Dataset rows about figures
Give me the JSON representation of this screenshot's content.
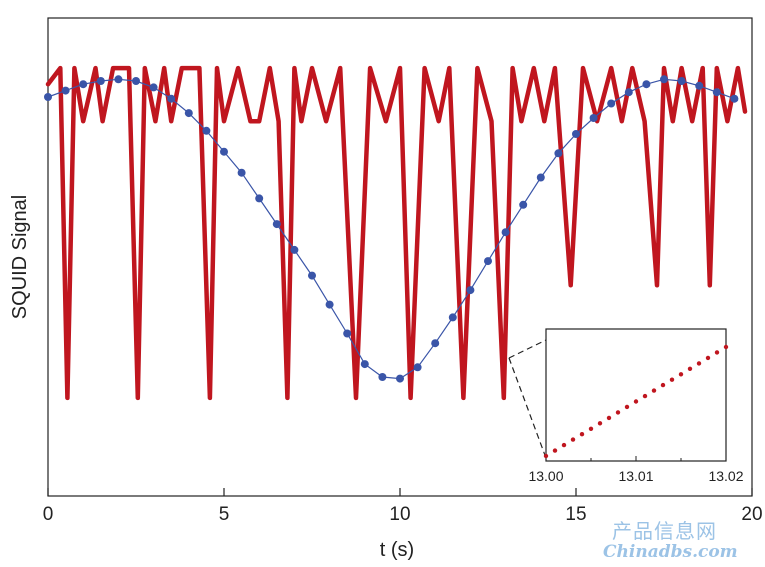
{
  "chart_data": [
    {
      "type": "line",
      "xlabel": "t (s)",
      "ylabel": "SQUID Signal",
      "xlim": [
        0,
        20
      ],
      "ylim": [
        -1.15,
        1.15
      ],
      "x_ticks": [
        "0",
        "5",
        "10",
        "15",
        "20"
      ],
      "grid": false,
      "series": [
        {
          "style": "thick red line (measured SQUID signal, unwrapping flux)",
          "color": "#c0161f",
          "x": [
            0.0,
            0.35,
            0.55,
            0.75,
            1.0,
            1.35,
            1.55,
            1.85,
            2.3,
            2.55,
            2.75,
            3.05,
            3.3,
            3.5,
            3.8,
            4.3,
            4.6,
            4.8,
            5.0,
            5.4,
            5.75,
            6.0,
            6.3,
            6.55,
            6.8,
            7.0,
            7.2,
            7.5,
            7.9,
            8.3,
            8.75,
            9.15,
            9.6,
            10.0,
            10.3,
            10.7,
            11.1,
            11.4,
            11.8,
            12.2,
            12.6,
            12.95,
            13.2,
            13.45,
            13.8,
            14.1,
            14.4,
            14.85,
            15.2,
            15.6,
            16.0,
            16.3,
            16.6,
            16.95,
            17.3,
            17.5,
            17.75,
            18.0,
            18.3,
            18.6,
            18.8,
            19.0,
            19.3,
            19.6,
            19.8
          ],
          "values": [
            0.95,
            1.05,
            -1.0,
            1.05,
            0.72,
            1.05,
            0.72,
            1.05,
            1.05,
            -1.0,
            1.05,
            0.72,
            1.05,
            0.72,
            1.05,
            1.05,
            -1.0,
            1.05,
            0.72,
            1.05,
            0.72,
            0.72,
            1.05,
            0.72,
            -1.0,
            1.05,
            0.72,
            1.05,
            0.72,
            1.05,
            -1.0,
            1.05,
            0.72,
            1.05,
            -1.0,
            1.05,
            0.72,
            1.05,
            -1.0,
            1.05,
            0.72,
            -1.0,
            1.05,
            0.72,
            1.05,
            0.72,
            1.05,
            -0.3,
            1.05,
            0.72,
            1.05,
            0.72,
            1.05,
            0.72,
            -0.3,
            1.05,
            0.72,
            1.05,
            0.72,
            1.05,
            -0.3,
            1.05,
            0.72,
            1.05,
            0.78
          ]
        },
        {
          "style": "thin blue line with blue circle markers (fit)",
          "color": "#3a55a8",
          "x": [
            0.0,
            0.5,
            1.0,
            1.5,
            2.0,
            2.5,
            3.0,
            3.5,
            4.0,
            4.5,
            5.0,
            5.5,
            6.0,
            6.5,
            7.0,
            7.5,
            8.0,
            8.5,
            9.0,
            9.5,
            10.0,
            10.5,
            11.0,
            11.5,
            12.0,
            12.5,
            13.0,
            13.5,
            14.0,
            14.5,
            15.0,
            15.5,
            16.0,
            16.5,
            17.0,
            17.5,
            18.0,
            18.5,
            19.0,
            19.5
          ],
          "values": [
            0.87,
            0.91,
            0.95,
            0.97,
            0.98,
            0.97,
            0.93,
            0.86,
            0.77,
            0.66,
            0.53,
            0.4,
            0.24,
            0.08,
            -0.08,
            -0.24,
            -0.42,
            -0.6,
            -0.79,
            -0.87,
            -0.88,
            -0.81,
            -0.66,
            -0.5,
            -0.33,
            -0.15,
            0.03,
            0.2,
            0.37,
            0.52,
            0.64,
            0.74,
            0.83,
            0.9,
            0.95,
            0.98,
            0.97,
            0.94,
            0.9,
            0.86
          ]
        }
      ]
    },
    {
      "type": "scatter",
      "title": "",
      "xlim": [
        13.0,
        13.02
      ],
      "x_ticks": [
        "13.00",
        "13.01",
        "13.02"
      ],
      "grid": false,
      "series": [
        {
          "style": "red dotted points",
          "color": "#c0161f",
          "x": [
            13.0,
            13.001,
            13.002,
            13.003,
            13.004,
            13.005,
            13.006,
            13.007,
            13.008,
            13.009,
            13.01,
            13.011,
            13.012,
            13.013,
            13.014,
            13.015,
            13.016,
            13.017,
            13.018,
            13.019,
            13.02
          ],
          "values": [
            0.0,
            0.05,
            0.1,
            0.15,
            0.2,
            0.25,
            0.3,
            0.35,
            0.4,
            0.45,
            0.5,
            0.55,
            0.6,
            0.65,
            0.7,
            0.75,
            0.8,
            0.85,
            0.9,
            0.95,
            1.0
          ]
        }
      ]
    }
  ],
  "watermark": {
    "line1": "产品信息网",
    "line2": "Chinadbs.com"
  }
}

Exercise prompt: All records above are to be printed exactly, minus the pictures they contain.

Written solution:
Give me the JSON representation of this screenshot's content.
{
  "chart_data": [
    {
      "type": "line",
      "xlabel": "t (s)",
      "ylabel": "SQUID Signal",
      "xlim": [
        0,
        20
      ],
      "ylim": [
        -1.15,
        1.15
      ],
      "x_ticks": [
        "0",
        "5",
        "10",
        "15",
        "20"
      ],
      "grid": false,
      "series": [
        {
          "style": "thick red line (measured SQUID signal, unwrapping flux)",
          "color": "#c0161f",
          "x": [
            0.0,
            0.35,
            0.55,
            0.75,
            1.0,
            1.35,
            1.55,
            1.85,
            2.3,
            2.55,
            2.75,
            3.05,
            3.3,
            3.5,
            3.8,
            4.3,
            4.6,
            4.8,
            5.0,
            5.4,
            5.75,
            6.0,
            6.3,
            6.55,
            6.8,
            7.0,
            7.2,
            7.5,
            7.9,
            8.3,
            8.75,
            9.15,
            9.6,
            10.0,
            10.3,
            10.7,
            11.1,
            11.4,
            11.8,
            12.2,
            12.6,
            12.95,
            13.2,
            13.45,
            13.8,
            14.1,
            14.4,
            14.85,
            15.2,
            15.6,
            16.0,
            16.3,
            16.6,
            16.95,
            17.3,
            17.5,
            17.75,
            18.0,
            18.3,
            18.6,
            18.8,
            19.0,
            19.3,
            19.6,
            19.8
          ],
          "values": [
            0.95,
            1.05,
            -1.0,
            1.05,
            0.72,
            1.05,
            0.72,
            1.05,
            1.05,
            -1.0,
            1.05,
            0.72,
            1.05,
            0.72,
            1.05,
            1.05,
            -1.0,
            1.05,
            0.72,
            1.05,
            0.72,
            0.72,
            1.05,
            0.72,
            -1.0,
            1.05,
            0.72,
            1.05,
            0.72,
            1.05,
            -1.0,
            1.05,
            0.72,
            1.05,
            -1.0,
            1.05,
            0.72,
            1.05,
            -1.0,
            1.05,
            0.72,
            -1.0,
            1.05,
            0.72,
            1.05,
            0.72,
            1.05,
            -0.3,
            1.05,
            0.72,
            1.05,
            0.72,
            1.05,
            0.72,
            -0.3,
            1.05,
            0.72,
            1.05,
            0.72,
            1.05,
            -0.3,
            1.05,
            0.72,
            1.05,
            0.78
          ]
        },
        {
          "style": "thin blue line with blue circle markers (fit)",
          "color": "#3a55a8",
          "x": [
            0.0,
            0.5,
            1.0,
            1.5,
            2.0,
            2.5,
            3.0,
            3.5,
            4.0,
            4.5,
            5.0,
            5.5,
            6.0,
            6.5,
            7.0,
            7.5,
            8.0,
            8.5,
            9.0,
            9.5,
            10.0,
            10.5,
            11.0,
            11.5,
            12.0,
            12.5,
            13.0,
            13.5,
            14.0,
            14.5,
            15.0,
            15.5,
            16.0,
            16.5,
            17.0,
            17.5,
            18.0,
            18.5,
            19.0,
            19.5
          ],
          "values": [
            0.87,
            0.91,
            0.95,
            0.97,
            0.98,
            0.97,
            0.93,
            0.86,
            0.77,
            0.66,
            0.53,
            0.4,
            0.24,
            0.08,
            -0.08,
            -0.24,
            -0.42,
            -0.6,
            -0.79,
            -0.87,
            -0.88,
            -0.81,
            -0.66,
            -0.5,
            -0.33,
            -0.15,
            0.03,
            0.2,
            0.37,
            0.52,
            0.64,
            0.74,
            0.83,
            0.9,
            0.95,
            0.98,
            0.97,
            0.94,
            0.9,
            0.86
          ]
        }
      ]
    },
    {
      "type": "scatter",
      "title": "",
      "xlim": [
        13.0,
        13.02
      ],
      "x_ticks": [
        "13.00",
        "13.01",
        "13.02"
      ],
      "grid": false,
      "series": [
        {
          "style": "red dotted points",
          "color": "#c0161f",
          "x": [
            13.0,
            13.001,
            13.002,
            13.003,
            13.004,
            13.005,
            13.006,
            13.007,
            13.008,
            13.009,
            13.01,
            13.011,
            13.012,
            13.013,
            13.014,
            13.015,
            13.016,
            13.017,
            13.018,
            13.019,
            13.02
          ],
          "values": [
            0.0,
            0.05,
            0.1,
            0.15,
            0.2,
            0.25,
            0.3,
            0.35,
            0.4,
            0.45,
            0.5,
            0.55,
            0.6,
            0.65,
            0.7,
            0.75,
            0.8,
            0.85,
            0.9,
            0.95,
            1.0
          ]
        }
      ]
    }
  ],
  "watermark": {
    "line1": "产品信息网",
    "line2": "Chinadbs.com"
  }
}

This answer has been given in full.